(Provided data)
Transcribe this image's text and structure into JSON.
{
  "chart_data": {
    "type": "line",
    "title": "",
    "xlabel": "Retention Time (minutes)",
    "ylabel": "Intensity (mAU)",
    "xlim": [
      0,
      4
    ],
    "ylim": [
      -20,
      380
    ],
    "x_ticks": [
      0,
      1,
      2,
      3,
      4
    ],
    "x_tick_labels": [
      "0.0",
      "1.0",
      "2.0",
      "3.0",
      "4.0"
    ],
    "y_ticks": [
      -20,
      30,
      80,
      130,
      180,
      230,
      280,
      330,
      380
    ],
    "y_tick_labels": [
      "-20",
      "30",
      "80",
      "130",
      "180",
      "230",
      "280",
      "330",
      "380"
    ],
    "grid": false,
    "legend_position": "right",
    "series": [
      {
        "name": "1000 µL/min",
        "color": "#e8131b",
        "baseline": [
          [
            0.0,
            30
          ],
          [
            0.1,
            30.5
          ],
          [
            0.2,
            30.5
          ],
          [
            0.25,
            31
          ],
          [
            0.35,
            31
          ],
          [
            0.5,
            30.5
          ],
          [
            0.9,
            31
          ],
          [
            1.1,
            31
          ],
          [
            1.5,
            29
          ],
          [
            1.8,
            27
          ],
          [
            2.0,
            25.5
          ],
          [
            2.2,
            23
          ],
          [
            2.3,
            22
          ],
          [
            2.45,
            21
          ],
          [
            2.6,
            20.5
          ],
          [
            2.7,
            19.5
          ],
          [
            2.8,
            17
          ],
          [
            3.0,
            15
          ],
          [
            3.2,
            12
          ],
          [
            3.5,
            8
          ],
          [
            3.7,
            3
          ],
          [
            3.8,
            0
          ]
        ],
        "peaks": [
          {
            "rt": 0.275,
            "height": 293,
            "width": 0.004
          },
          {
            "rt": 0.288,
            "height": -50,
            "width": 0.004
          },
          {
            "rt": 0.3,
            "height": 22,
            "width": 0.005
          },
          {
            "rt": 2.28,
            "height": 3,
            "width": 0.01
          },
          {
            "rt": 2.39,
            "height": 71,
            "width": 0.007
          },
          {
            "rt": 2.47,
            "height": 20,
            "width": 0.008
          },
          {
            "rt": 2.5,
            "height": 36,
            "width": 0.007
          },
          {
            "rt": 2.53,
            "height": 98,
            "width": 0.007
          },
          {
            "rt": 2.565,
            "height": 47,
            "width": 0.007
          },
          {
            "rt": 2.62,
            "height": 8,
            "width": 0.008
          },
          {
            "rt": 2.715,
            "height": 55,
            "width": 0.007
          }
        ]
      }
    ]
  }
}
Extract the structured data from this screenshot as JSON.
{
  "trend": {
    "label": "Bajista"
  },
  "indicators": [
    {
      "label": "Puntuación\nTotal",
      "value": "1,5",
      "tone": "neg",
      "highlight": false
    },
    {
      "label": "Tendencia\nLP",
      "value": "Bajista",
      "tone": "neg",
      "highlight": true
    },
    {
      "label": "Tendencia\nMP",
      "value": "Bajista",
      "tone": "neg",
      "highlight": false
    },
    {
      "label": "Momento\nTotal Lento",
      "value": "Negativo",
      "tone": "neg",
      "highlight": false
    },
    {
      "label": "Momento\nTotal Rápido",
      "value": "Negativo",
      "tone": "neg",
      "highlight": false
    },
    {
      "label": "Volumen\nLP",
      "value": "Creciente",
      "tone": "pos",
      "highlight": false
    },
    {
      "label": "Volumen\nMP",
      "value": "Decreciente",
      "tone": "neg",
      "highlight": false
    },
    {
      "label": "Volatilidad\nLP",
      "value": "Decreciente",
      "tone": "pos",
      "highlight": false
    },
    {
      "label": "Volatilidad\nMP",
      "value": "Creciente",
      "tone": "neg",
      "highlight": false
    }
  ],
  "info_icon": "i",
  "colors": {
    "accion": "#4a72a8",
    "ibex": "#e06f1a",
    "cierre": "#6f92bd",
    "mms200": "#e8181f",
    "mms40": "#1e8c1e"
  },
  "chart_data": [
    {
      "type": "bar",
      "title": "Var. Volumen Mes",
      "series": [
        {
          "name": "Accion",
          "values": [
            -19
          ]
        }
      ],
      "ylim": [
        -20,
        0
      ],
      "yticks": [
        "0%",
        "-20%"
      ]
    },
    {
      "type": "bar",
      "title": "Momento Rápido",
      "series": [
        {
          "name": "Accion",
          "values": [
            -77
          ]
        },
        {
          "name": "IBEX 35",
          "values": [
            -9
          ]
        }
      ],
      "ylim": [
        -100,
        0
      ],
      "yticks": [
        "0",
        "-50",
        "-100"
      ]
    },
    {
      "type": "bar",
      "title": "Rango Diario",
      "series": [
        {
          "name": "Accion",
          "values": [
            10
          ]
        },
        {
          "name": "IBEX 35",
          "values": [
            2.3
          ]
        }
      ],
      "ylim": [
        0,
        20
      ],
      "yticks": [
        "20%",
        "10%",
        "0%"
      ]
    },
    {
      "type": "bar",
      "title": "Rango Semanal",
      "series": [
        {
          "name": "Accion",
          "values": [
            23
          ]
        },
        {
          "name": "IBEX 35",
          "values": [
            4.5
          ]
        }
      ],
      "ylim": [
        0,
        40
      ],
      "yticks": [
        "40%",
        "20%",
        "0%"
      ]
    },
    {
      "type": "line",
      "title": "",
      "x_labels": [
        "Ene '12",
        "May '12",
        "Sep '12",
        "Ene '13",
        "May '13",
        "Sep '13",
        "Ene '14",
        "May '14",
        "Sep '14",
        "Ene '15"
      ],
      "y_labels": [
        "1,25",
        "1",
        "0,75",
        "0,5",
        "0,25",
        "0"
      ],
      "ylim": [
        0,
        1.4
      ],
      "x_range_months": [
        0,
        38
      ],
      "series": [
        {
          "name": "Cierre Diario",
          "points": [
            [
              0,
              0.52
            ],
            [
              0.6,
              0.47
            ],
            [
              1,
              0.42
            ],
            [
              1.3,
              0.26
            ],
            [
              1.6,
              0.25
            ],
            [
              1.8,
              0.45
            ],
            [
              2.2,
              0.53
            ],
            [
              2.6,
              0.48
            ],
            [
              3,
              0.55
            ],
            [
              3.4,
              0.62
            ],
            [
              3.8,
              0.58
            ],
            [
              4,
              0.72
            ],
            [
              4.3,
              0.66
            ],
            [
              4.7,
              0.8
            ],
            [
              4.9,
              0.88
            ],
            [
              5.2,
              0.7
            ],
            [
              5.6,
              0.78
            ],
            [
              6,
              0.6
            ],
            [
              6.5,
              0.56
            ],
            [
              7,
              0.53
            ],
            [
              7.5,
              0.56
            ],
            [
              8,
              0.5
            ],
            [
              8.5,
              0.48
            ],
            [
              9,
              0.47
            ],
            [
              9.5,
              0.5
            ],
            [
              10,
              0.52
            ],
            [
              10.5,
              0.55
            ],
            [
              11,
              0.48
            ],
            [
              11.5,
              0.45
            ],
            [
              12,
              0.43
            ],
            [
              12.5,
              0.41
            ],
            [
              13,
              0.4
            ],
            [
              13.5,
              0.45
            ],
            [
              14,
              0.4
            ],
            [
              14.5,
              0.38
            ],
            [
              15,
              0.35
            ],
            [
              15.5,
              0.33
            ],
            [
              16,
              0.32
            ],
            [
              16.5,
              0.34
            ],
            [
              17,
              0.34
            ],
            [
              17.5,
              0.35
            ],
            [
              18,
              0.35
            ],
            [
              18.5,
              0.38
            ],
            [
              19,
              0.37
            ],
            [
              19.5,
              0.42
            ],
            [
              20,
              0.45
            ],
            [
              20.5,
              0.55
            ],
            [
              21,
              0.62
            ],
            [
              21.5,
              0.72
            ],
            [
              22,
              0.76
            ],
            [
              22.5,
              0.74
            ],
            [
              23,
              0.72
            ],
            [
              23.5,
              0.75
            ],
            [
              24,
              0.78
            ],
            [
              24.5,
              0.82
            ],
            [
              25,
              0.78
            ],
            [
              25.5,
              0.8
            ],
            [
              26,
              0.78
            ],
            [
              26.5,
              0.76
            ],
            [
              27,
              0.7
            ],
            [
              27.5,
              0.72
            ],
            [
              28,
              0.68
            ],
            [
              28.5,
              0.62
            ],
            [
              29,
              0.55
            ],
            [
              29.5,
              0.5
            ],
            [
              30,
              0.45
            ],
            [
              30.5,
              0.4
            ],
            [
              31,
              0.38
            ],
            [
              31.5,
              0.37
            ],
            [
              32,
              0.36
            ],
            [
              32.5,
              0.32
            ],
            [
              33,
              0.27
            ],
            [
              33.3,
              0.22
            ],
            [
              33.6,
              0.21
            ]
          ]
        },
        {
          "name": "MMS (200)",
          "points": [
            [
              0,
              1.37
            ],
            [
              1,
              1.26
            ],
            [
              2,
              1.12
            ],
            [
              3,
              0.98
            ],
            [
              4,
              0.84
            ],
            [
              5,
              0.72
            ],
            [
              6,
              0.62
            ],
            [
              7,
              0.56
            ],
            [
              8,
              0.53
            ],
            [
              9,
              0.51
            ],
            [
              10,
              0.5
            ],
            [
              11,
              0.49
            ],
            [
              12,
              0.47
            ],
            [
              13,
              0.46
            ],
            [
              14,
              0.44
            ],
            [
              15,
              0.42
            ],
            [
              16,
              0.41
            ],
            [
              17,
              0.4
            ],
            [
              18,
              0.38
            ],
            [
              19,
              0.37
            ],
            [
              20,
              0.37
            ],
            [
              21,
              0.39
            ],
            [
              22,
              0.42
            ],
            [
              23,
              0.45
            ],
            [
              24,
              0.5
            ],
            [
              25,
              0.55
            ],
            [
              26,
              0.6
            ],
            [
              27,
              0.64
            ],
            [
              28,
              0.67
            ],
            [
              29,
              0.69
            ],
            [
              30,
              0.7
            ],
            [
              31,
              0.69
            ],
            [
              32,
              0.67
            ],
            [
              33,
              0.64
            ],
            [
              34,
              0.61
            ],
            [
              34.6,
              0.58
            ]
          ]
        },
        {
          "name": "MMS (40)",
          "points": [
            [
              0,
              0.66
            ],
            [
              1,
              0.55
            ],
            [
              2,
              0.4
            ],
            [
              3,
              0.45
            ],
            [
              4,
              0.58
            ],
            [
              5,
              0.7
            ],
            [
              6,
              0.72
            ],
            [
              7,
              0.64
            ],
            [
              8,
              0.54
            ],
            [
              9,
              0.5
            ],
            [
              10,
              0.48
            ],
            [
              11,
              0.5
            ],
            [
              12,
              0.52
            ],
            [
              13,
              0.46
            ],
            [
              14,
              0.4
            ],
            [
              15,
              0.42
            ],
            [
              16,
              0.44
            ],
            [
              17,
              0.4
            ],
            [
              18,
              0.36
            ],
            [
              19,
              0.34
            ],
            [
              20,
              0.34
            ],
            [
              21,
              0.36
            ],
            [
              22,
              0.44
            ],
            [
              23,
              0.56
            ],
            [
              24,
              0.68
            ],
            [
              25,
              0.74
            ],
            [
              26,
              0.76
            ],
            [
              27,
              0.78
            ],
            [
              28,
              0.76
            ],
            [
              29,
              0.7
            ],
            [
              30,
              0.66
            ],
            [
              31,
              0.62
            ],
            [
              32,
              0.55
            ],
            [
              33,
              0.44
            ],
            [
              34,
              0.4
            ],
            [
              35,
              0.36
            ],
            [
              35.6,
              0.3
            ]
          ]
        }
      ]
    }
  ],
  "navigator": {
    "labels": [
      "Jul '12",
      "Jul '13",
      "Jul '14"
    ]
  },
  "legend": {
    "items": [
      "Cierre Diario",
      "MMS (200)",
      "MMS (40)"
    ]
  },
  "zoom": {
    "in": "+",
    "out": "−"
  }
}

(Description of the task) What is the number of lines above that contain "Momento"? Answer with that number only.

(Task response) 3